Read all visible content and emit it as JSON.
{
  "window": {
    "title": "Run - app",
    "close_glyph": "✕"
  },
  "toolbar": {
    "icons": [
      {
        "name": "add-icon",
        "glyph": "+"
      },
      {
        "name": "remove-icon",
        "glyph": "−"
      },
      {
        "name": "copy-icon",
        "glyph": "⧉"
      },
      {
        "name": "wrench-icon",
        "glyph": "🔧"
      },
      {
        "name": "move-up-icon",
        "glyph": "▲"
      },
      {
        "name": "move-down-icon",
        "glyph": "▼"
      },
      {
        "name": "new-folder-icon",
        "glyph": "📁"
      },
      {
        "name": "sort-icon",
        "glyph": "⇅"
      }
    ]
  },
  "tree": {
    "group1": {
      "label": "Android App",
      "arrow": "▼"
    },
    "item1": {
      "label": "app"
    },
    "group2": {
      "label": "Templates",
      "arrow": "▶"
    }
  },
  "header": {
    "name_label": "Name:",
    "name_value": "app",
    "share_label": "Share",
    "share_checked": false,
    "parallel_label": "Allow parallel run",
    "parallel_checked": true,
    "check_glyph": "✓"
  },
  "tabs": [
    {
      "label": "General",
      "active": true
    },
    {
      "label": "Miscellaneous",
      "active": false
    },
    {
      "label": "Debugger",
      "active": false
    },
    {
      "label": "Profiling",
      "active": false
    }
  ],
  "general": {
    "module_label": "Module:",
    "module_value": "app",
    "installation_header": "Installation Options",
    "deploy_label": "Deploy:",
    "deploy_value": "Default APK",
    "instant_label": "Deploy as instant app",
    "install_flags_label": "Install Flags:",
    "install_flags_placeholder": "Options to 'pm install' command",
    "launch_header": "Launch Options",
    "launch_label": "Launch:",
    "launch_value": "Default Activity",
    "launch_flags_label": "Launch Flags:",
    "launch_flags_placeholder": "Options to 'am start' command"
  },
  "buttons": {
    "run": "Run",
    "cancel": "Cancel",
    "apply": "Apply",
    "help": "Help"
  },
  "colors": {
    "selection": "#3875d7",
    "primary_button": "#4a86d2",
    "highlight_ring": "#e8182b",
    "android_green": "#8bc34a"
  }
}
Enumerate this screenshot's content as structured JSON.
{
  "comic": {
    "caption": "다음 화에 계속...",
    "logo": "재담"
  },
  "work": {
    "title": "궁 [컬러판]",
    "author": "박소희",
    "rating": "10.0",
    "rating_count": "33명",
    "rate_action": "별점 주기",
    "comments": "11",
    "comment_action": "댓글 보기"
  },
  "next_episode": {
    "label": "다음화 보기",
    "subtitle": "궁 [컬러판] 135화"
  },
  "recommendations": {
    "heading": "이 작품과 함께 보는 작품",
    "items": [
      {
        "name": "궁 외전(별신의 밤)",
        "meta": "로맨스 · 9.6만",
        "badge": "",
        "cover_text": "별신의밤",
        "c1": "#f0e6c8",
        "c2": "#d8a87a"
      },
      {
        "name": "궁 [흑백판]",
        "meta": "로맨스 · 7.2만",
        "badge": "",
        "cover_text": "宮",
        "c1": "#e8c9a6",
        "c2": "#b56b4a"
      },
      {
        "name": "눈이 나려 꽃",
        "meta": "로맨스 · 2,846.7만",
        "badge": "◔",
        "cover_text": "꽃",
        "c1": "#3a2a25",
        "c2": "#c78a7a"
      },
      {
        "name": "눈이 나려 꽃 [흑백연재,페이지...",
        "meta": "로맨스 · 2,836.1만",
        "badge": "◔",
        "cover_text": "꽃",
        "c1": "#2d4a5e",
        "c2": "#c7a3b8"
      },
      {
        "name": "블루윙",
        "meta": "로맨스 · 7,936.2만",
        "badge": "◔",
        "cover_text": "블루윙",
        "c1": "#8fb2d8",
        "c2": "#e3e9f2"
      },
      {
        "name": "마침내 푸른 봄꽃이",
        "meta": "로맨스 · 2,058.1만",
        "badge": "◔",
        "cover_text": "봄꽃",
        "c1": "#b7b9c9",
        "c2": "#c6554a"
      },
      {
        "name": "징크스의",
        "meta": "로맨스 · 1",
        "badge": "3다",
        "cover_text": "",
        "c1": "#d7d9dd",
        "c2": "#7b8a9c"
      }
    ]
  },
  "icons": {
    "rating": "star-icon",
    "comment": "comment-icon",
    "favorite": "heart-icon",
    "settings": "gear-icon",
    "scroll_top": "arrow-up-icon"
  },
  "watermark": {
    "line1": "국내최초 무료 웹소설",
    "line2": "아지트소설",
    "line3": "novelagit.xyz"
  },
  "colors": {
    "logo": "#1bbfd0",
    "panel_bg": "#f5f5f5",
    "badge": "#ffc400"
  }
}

> **REQUIRED WORK**
Your answer should be a single number: the count of lines in these records that hold the string "arrow".

> **SOLUTION TO THIS EXERCISE**
3